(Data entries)
========

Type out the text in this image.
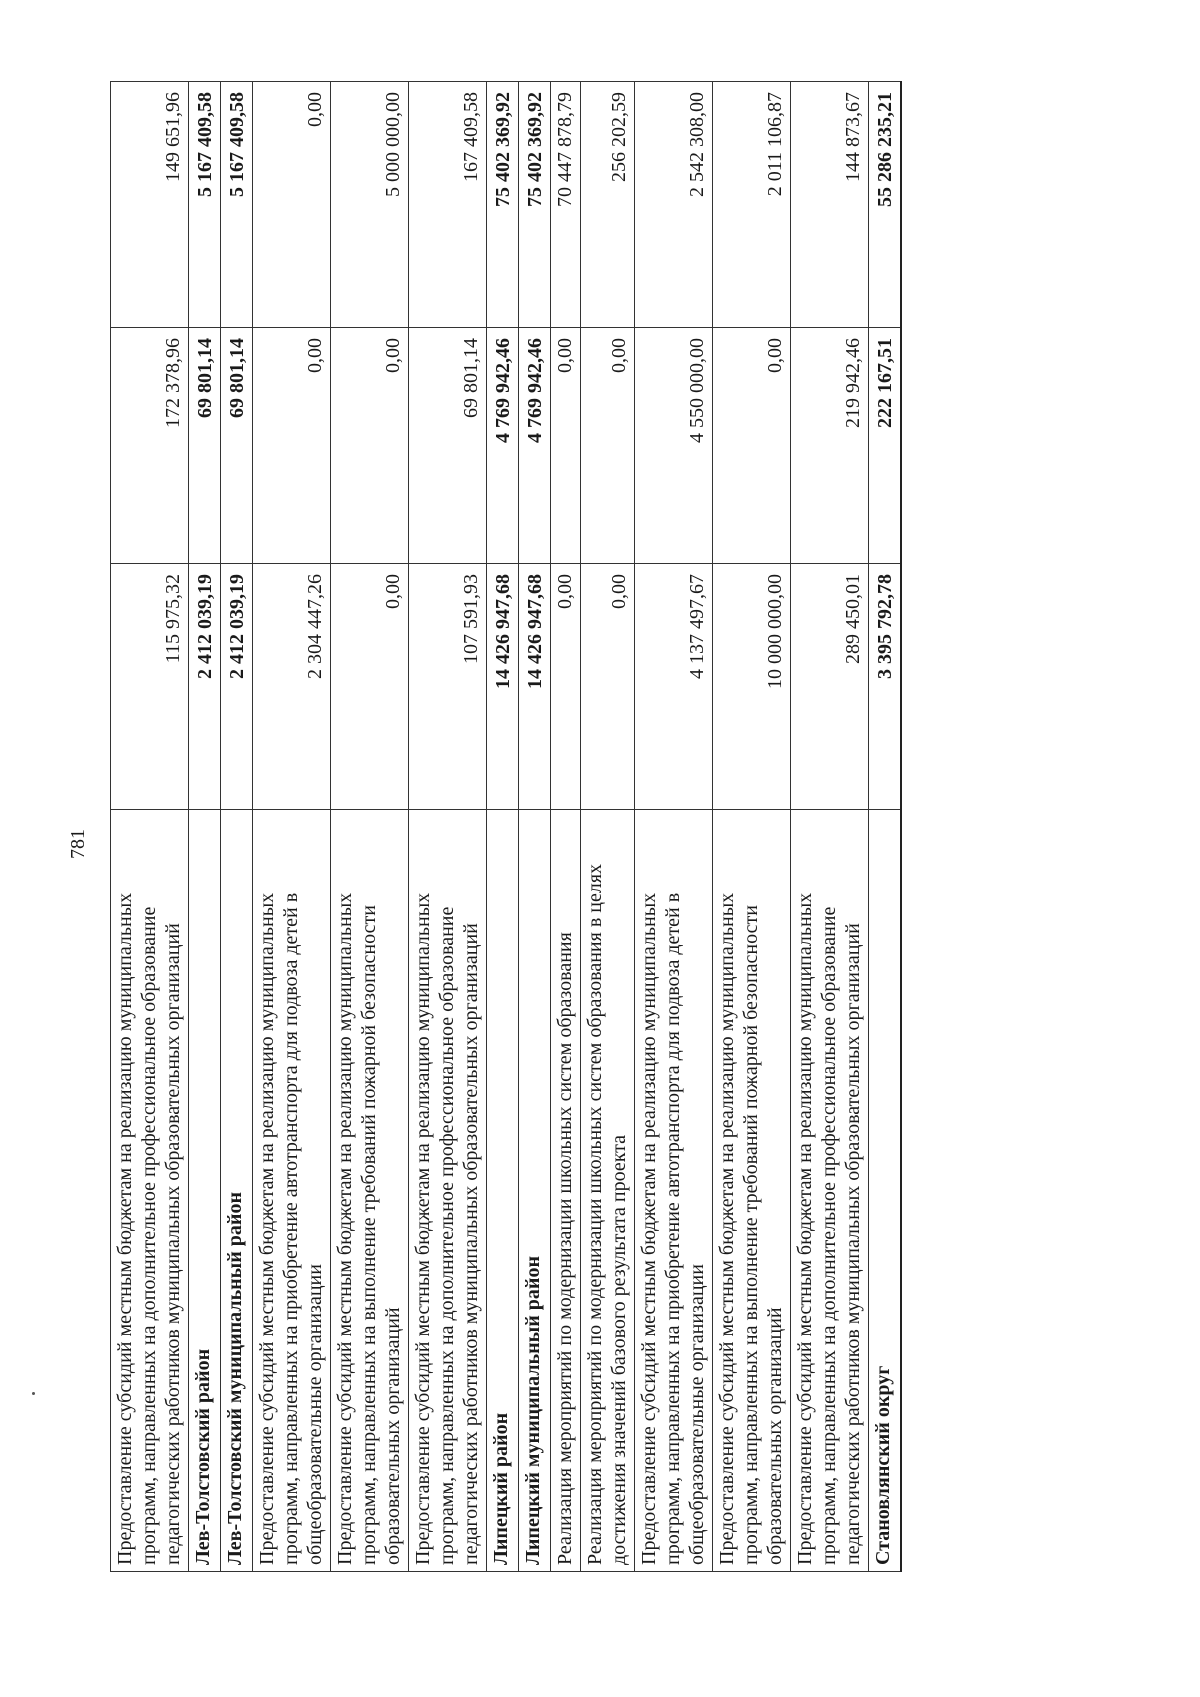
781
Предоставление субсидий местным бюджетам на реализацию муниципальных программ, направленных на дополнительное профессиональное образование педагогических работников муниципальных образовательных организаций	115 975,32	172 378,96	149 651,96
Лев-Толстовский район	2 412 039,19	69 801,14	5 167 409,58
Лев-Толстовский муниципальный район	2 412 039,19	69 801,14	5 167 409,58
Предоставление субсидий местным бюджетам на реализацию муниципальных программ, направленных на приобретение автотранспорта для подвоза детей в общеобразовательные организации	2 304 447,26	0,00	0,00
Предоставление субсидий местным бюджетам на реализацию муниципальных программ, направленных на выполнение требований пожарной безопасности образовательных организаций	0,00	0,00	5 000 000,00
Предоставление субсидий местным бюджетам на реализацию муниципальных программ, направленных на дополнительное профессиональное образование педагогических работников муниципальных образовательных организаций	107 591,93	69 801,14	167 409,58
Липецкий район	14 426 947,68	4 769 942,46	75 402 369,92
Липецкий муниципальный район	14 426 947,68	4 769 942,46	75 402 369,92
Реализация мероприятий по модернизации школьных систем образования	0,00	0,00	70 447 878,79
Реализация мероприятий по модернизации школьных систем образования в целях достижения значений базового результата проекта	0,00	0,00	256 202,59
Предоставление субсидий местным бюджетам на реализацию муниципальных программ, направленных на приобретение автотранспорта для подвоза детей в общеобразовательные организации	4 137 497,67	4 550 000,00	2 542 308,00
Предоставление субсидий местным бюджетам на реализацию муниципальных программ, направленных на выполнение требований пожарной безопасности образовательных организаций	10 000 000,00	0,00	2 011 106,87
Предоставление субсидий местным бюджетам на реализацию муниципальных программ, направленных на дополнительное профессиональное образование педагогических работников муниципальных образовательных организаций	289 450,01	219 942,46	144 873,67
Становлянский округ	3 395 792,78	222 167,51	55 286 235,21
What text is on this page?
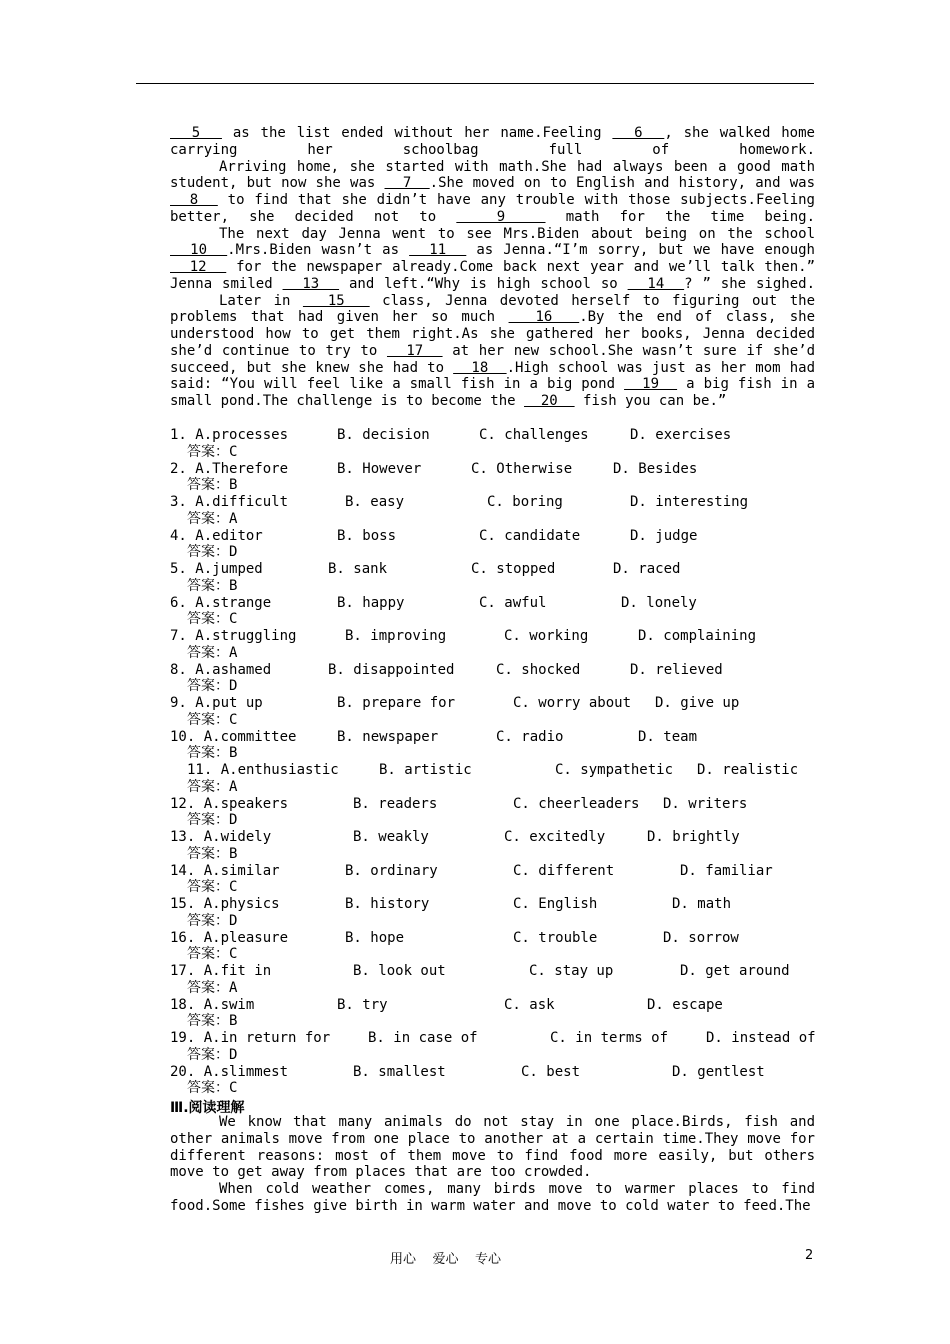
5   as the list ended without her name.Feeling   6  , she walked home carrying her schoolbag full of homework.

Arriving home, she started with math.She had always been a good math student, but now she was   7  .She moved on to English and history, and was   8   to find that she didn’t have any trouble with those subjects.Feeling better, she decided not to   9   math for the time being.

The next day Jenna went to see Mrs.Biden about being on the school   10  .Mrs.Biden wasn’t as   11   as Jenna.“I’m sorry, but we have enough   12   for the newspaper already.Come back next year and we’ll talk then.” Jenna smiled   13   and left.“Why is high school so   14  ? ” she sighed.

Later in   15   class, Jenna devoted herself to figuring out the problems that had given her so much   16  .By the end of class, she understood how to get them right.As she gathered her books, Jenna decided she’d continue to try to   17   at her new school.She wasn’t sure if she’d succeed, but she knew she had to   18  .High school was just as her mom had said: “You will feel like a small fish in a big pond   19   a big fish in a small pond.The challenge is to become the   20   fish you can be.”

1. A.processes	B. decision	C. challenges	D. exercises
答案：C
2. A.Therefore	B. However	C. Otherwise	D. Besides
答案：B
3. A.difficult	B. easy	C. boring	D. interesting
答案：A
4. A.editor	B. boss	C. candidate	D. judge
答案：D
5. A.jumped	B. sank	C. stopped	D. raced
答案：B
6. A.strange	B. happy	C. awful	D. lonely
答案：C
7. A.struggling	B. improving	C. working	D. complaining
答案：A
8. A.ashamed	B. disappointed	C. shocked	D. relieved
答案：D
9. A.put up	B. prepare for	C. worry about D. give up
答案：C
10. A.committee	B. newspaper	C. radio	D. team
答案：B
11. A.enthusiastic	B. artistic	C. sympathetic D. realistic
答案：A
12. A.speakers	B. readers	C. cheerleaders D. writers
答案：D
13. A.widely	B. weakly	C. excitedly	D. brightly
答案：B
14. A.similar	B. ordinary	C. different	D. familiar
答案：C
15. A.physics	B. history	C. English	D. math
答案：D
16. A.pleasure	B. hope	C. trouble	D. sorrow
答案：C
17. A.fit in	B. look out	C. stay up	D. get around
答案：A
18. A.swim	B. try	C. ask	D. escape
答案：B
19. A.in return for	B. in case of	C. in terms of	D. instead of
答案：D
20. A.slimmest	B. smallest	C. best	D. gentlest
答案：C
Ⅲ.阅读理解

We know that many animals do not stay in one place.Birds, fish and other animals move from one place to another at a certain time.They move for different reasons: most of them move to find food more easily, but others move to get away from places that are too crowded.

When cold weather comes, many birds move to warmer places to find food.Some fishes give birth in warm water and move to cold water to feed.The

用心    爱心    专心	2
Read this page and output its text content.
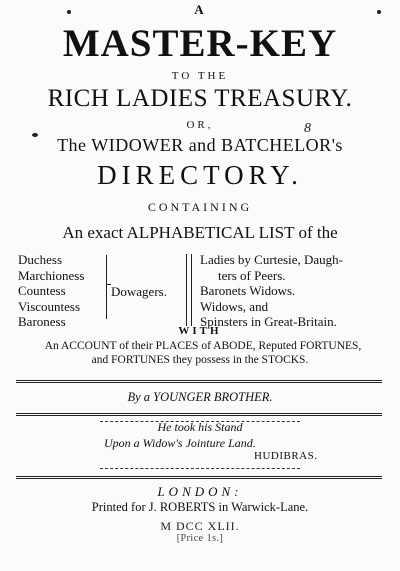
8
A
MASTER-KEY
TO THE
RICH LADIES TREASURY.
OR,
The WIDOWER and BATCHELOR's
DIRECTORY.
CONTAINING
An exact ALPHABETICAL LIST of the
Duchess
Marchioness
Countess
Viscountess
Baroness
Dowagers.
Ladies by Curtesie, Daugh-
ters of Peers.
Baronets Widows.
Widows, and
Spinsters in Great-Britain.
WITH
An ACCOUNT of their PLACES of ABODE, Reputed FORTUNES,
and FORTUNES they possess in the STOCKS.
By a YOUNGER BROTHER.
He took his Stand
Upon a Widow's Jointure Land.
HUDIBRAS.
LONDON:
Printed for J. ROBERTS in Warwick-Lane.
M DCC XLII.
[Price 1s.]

========

**Description of the task:** Tally how many lines of the data include the word "образование". Write the number and nothing else.

**Reply to the exercise:** 3